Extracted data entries
■ ■ ■ ■ ■

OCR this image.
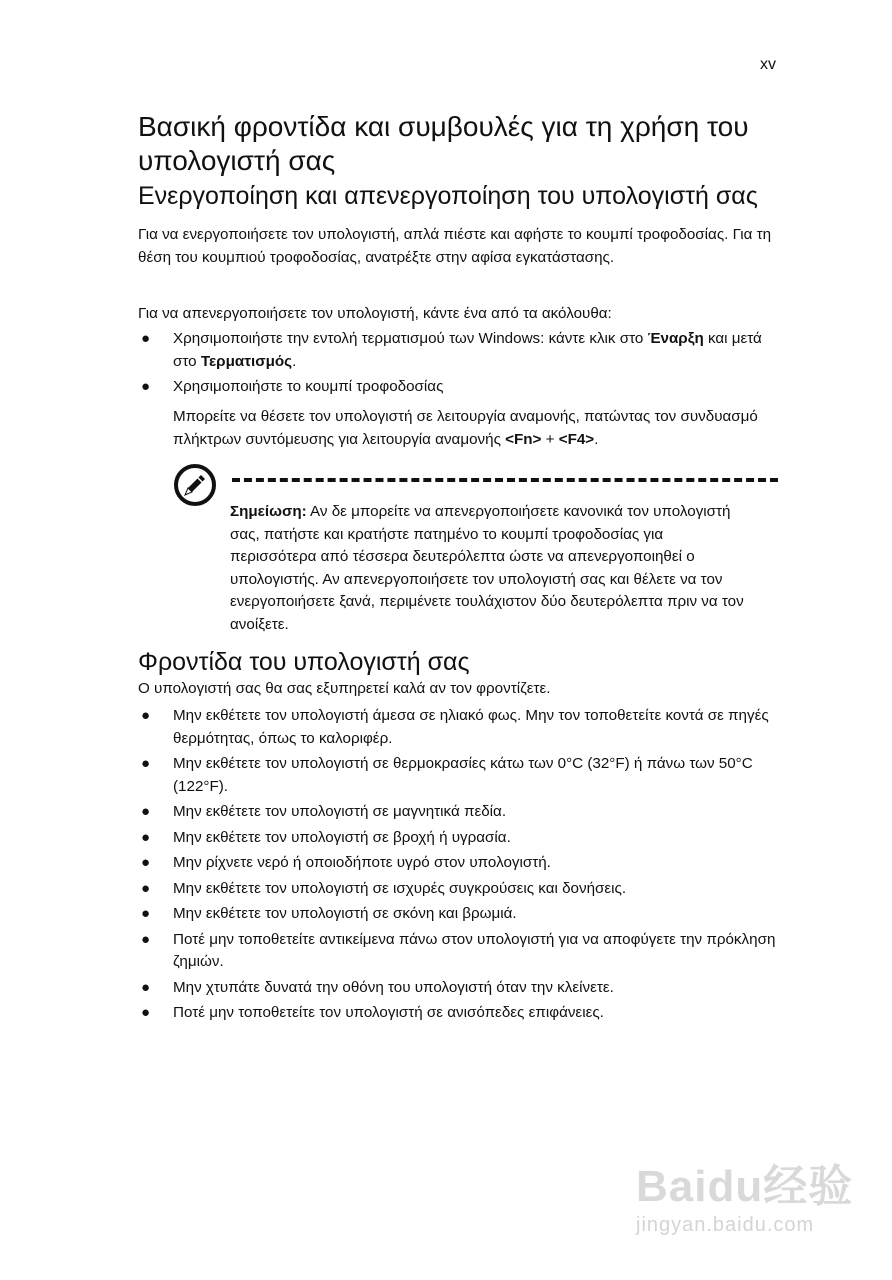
xv
Βασική φροντίδα και συμβουλές για τη χρήση του υπολογιστή σας
Ενεργοποίηση και απενεργοποίηση του υπολογιστή σας

Για να ενεργοποιήσετε τον υπολογιστή, απλά πιέστε και αφήστε το κουμπί τροφοδοσίας. Για τη θέση του κουμπιού τροφοδοσίας, ανατρέξτε στην αφίσα εγκατάστασης.

Για να απενεργοποιήσετε τον υπολογιστή, κάντε ένα από τα ακόλουθα:

● Χρησιμοποιήστε την εντολή τερματισμού των Windows: κάντε κλικ στο Έναρξη και μετά στο Τερματισμός.
● Χρησιμοποιήστε το κουμπί τροφοδοσίας

Μπορείτε να θέσετε τον υπολογιστή σε λειτουργία αναμονής, πατώντας τον συνδυασμό πλήκτρων συντόμευσης για λειτουργία αναμονής <Fn> + <F4>.

Σημείωση: Αν δε μπορείτε να απενεργοποιήσετε κανονικά τον υπολογιστή σας, πατήστε και κρατήστε πατημένο το κουμπί τροφοδοσίας για περισσότερα από τέσσερα δευτερόλεπτα ώστε να απενεργοποιηθεί ο υπολογιστής. Αν απενεργοποιήσετε τον υπολογιστή σας και θέλετε να τον ενεργοποιήσετε ξανά, περιμένετε τουλάχιστον δύο δευτερόλεπτα πριν να τον ανοίξετε.

Φροντίδα του υπολογιστή σας

Ο υπολογιστή σας θα σας εξυπηρετεί καλά αν τον φροντίζετε.

● Μην εκθέτετε τον υπολογιστή άμεσα σε ηλιακό φως. Μην τον τοποθετείτε κοντά σε πηγές θερμότητας, όπως το καλοριφέρ.
● Μην εκθέτετε τον υπολογιστή σε θερμοκρασίες κάτω των 0°C (32°F) ή πάνω των 50°C (122°F).
● Μην εκθέτετε τον υπολογιστή σε μαγνητικά πεδία.
● Μην εκθέτετε τον υπολογιστή σε βροχή ή υγρασία.
● Μην ρίχνετε νερό ή οποιοδήποτε υγρό στον υπολογιστή.
● Μην εκθέτετε τον υπολογιστή σε ισχυρές συγκρούσεις και δονήσεις.
● Μην εκθέτετε τον υπολογιστή σε σκόνη και βρωμιά.
● Ποτέ μην τοποθετείτε αντικείμενα πάνω στον υπολογιστή για να αποφύγετε την πρόκληση ζημιών.
● Μην χτυπάτε δυνατά την οθόνη του υπολογιστή όταν την κλείνετε.
● Ποτέ μην τοποθετείτε τον υπολογιστή σε ανισόπεδες επιφάνειες.
Baidu经验
jingyan.baidu.com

■ ■ ■ ■ ■

**Your goal:**
For each line of the entries that includes "εκθέτετε", show that line.

**Finished exercise:**
● Μην εκθέτετε τον υπολογιστή άμεσα σε ηλιακό φως. Μην τον τοποθετείτε κοντά σε πηγές θερμότητας, όπως το καλοριφέρ.
● Μην εκθέτετε τον υπολογιστή σε θερμοκρασίες κάτω των 0°C (32°F) ή πάνω των 50°C (122°F).
● Μην εκθέτετε τον υπολογιστή σε μαγνητικά πεδία.
● Μην εκθέτετε τον υπολογιστή σε βροχή ή υγρασία.
● Μην εκθέτετε τον υπολογιστή σε ισχυρές συγκρούσεις και δονήσεις.
● Μην εκθέτετε τον υπολογιστή σε σκόνη και βρωμιά.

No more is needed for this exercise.